== Textauszug

Ist diese politische Haltung nun rechtskonservativ? Oder rechtsextrem, wie die NZZ über den FN wiederum schreibt? Weder noch. Der Rechtsextremismus bejaht Gewalt und lehnt den demokratischen Pluralismus ab. Das tut weder die SVP noch der FN. Der Rechtskonservatismus dagegen ist die Politik der Eliten, die ihren Besitzstand zu wahren suchen – und zwar möglichst unter Ausschluss der einfachen Bevölkerung, der sie skeptisch gegenüberstehen. Wie die SVP ist der FN jedoch geradezu der Inbegriff einer Partei, die ihre Politik durch die ständige Mobilisierung der Bevölkerung vorantreibt. Die Partei verkörpert damit jenen Rechtsnationalismus, der letztmals Anfang des 20. Jahrhunderts den Aufstieg feierte.

Den Boden für den Erfolg des FN legte die Wirtschaftskrise der siebziger Jahre, die in eine hohe Arbeitslosigkeit führte. Als 1981 der Sozialist François Mitterrand Staatspräsident wird, sind die Hoffnungen der einfachen ArbeiterInnen und Angestellten in ihn immens – zwei Jahre später wendet sich ausgerechnet er von ihnen ab und bringt das Land auf einen stramm wirtschaftsliberalen Kurs. In den darauffolgenden Jahren krempelt Frankreich zusammen mit Deutschland den Kontinent zu einem grossen Binnenmarkt um – mit freiem Kapital- und Personenverkehr. Wie überall beginnt auch in Frankreich die wirtschaftliche Ungleichheit sich zu verschärfen.

====
== Die Daten

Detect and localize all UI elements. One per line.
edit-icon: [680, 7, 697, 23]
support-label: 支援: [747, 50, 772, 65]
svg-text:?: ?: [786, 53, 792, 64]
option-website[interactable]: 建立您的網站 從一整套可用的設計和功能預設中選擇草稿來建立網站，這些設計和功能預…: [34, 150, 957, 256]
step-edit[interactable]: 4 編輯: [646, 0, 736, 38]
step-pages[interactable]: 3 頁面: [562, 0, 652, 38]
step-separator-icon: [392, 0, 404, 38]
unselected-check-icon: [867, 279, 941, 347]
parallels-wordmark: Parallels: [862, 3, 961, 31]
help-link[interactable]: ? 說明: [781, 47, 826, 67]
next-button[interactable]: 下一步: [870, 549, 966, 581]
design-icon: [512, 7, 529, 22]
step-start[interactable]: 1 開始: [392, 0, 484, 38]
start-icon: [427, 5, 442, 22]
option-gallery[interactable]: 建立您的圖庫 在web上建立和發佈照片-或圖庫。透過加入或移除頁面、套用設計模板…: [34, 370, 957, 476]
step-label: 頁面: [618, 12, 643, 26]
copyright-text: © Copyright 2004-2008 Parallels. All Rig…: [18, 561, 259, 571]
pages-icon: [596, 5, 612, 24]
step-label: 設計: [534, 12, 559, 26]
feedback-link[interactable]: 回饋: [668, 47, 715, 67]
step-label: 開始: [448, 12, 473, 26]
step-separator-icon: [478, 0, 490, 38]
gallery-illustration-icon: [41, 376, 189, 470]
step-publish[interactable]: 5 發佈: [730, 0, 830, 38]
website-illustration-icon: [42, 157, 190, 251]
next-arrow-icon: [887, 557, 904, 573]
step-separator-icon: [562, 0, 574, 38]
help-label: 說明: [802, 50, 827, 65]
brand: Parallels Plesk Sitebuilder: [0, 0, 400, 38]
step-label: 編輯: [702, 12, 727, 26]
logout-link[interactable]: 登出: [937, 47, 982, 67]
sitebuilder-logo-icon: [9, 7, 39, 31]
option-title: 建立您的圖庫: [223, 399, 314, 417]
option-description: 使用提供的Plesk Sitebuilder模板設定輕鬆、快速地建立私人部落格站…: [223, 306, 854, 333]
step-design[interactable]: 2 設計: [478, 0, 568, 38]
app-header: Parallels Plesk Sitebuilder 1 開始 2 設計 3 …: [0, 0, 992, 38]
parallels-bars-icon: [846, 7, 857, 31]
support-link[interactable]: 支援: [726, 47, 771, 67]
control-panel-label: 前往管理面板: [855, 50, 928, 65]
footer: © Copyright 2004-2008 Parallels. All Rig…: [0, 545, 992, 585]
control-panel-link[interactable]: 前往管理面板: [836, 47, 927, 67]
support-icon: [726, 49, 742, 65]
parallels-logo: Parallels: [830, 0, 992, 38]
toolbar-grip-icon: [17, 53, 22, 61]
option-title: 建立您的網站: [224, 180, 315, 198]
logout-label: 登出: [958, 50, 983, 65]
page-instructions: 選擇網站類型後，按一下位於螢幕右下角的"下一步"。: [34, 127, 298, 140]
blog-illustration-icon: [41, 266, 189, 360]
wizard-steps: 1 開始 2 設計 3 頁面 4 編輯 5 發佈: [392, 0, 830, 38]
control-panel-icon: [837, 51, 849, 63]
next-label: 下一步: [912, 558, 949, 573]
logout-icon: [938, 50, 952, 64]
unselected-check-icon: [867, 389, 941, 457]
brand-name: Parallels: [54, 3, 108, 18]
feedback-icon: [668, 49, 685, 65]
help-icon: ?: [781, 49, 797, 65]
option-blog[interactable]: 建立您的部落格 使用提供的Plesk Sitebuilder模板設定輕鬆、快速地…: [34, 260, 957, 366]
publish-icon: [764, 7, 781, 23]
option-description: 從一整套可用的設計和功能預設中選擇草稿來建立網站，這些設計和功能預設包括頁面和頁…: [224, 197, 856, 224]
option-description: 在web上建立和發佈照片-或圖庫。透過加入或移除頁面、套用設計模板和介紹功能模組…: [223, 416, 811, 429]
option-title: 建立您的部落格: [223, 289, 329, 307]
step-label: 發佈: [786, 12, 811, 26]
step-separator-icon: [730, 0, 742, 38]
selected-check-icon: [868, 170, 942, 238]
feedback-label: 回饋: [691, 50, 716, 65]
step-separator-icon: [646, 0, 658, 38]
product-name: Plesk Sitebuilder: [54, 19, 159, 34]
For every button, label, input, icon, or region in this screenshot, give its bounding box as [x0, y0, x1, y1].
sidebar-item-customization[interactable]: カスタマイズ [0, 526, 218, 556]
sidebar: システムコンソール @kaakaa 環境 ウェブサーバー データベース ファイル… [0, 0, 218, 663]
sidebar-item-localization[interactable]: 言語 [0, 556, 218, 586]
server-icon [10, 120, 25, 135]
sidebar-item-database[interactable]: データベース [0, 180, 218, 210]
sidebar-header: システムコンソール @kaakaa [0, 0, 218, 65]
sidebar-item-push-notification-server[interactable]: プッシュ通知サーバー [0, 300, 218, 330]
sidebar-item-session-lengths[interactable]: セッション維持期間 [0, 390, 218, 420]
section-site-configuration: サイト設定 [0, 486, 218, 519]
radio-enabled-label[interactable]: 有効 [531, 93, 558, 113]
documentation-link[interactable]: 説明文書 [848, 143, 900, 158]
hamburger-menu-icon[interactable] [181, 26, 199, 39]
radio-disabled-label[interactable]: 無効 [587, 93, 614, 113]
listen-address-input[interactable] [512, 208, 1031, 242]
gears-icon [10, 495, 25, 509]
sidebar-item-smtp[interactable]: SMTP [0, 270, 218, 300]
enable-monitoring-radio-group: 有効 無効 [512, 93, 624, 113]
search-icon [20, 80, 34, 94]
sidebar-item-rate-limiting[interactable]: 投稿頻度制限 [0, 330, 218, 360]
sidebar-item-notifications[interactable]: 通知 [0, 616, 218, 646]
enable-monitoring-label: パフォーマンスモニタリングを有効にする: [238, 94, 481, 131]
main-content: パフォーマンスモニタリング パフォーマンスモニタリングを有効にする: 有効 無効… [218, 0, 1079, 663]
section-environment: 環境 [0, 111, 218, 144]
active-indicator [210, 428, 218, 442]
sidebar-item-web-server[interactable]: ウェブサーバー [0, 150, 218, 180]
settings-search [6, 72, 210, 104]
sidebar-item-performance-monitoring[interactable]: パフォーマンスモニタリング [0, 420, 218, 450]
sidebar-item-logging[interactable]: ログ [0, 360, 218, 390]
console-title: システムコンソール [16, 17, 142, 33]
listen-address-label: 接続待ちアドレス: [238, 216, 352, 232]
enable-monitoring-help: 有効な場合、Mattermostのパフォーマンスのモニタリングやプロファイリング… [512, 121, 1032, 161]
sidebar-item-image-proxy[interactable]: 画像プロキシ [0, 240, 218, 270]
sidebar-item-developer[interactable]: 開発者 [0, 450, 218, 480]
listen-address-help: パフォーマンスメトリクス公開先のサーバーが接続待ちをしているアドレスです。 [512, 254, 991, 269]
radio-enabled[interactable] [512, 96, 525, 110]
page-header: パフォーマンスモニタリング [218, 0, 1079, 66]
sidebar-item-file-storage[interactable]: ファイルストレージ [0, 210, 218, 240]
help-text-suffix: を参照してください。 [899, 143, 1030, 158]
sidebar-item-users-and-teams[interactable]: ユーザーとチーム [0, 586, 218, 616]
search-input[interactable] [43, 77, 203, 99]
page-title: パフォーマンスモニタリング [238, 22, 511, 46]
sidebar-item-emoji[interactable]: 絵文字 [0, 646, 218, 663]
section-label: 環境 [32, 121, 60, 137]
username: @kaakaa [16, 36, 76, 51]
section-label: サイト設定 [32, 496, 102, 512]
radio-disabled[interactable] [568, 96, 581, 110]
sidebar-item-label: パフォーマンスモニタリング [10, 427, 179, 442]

====

Aufgabe 1
Was legte laut dem Textauszug den Boden für den Erfolg des FN?
Aufgabe 2
Schreiben Sie aus dem Textauszug den Abschnitt wortgetreu nieder, der bei den Worten „Den Boden für“ beginnt, und hören Sie nach den Worten „sich zu verschärfen.“ auf.

Antwort 1
Die Wirtschaftskrise der siebziger Jahre, die in eine hohe Arbeitslosigkeit führte.

Antwort 2
Den Boden für den Erfolg des FN legte die Wirtschaftskrise der siebziger Jahre, die in eine hohe Arbeitslosigkeit führte. Als 1981 der Sozialist François Mitterrand Staatspräsident wird, sind die Hoffnungen der einfachen ArbeiterInnen und Angestellten in ihn immens – zwei Jahre später wendet sich ausgerechnet er von ihnen ab und bringt das Land auf einen stramm wirtschaftsliberalen Kurs. In den darauffolgenden Jahren krempelt Frankreich zusammen mit Deutschland den Kontinent zu einem grossen Binnenmarkt um – mit freiem Kapital- und Personenverkehr. Wie überall beginnt auch in Frankreich die wirtschaftliche Ungleichheit sich zu verschärfen.